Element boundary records
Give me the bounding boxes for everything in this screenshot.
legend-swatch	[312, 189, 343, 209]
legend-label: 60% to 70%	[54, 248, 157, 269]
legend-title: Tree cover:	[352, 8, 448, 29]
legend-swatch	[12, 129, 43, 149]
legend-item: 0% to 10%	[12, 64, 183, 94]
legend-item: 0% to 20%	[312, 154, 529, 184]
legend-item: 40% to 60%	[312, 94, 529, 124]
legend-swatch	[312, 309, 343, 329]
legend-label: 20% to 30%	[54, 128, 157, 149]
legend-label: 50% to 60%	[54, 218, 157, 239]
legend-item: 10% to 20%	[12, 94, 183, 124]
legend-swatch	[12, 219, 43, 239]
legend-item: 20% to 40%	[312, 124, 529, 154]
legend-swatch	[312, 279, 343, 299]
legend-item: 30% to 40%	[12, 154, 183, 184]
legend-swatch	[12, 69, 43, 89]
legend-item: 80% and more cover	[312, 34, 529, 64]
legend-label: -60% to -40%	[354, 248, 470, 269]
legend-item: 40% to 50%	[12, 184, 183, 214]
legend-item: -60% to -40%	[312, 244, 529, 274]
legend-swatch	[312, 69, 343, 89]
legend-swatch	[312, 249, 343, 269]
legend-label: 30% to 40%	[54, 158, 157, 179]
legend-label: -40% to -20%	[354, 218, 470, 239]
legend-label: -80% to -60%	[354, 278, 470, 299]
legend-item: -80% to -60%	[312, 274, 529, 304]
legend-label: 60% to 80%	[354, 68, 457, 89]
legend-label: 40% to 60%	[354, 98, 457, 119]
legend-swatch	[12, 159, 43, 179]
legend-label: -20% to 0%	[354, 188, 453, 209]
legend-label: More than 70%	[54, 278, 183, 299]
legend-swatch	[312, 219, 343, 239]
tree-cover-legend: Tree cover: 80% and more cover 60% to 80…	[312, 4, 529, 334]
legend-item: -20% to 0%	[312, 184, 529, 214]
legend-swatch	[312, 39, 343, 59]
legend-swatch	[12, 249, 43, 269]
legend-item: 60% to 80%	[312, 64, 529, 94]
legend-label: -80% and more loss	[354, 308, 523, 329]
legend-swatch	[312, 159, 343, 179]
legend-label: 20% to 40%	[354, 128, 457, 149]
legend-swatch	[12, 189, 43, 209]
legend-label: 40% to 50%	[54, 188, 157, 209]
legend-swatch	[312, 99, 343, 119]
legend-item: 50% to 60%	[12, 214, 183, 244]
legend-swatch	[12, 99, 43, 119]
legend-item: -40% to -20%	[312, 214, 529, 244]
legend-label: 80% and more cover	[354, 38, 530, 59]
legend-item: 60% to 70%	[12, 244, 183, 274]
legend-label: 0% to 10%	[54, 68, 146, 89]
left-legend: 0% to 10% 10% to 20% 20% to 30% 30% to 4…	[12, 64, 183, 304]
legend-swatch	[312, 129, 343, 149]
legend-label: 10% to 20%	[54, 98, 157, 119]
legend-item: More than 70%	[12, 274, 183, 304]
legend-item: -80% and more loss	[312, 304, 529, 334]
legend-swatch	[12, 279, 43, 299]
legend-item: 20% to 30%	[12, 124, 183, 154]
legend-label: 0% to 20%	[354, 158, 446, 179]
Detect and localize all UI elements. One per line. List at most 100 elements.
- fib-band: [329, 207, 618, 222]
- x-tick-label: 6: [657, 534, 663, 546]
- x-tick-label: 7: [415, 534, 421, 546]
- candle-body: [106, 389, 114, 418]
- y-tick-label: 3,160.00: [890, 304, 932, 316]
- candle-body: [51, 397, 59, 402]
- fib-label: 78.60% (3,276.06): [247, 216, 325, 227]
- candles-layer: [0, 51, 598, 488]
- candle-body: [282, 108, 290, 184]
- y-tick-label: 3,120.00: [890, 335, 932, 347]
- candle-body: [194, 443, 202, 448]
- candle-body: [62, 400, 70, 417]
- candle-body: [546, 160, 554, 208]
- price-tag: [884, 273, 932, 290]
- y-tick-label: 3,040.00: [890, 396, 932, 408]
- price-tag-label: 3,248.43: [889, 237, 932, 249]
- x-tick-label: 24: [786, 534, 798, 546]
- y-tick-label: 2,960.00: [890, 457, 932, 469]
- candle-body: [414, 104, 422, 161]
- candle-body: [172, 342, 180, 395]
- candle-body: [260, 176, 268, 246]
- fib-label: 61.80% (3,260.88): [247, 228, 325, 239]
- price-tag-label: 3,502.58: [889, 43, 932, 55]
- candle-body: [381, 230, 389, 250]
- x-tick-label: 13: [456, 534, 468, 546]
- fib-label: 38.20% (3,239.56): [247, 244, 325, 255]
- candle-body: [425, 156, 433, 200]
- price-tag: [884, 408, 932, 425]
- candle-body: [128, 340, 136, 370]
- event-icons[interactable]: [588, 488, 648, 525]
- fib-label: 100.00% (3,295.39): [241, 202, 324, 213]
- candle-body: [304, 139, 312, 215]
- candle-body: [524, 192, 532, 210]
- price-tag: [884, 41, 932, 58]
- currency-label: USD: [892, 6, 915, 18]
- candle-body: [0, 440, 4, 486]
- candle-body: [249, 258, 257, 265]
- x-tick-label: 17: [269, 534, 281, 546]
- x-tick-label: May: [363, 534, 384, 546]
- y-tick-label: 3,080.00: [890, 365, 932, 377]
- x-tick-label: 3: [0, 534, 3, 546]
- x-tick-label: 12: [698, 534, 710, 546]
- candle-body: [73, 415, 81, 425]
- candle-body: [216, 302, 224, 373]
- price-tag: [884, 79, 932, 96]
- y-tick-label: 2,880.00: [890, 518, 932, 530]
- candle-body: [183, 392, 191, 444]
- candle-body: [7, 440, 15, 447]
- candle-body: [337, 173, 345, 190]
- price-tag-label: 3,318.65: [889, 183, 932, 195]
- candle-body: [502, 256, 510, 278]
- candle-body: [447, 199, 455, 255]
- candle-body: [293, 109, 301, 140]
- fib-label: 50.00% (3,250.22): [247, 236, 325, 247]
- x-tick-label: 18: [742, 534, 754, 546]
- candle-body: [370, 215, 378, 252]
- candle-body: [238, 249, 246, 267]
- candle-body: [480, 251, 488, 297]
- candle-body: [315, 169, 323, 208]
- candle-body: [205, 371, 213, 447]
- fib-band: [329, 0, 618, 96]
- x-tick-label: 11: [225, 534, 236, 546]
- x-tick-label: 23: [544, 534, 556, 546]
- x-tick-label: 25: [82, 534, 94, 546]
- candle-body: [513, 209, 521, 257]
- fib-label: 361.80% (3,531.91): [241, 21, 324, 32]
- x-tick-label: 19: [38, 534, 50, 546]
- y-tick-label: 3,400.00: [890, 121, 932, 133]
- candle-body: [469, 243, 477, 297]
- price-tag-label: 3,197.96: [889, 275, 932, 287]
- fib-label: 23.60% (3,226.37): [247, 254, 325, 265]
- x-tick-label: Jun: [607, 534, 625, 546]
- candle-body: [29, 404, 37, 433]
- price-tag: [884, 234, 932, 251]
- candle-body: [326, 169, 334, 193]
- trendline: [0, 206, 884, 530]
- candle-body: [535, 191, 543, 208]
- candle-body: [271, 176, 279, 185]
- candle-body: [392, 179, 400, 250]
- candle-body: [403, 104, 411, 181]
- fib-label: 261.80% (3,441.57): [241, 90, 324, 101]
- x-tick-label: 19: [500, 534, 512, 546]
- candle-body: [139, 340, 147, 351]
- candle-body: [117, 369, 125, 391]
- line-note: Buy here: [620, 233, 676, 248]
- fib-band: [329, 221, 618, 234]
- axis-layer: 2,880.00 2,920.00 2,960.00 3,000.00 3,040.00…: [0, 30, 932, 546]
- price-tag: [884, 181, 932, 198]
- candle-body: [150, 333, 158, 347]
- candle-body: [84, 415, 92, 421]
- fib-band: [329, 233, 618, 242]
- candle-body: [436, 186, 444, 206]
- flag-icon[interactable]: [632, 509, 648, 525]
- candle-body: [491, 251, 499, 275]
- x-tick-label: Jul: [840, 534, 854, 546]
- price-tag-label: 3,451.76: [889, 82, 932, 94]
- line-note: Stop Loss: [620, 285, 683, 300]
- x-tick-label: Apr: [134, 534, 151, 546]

-- Written problem --
Render the lines from the start of the records through the line containing "94, 529, 124]" as a JSON list of strings, one string per line and no entries for blank lines.

-- Answer to the task --
[
  "Give me the bounding boxes for everything in this screenshot.",
  "legend-swatch\t[312, 189, 343, 209]",
  "legend-label: 60% to 70%\t[54, 248, 157, 269]",
  "legend-title: Tree cover:\t[352, 8, 448, 29]",
  "legend-swatch\t[12, 129, 43, 149]",
  "legend-item: 0% to 10%\t[12, 64, 183, 94]",
  "legend-item: 0% to 20%\t[312, 154, 529, 184]",
  "legend-item: 40% to 60%\t[312, 94, 529, 124]"
]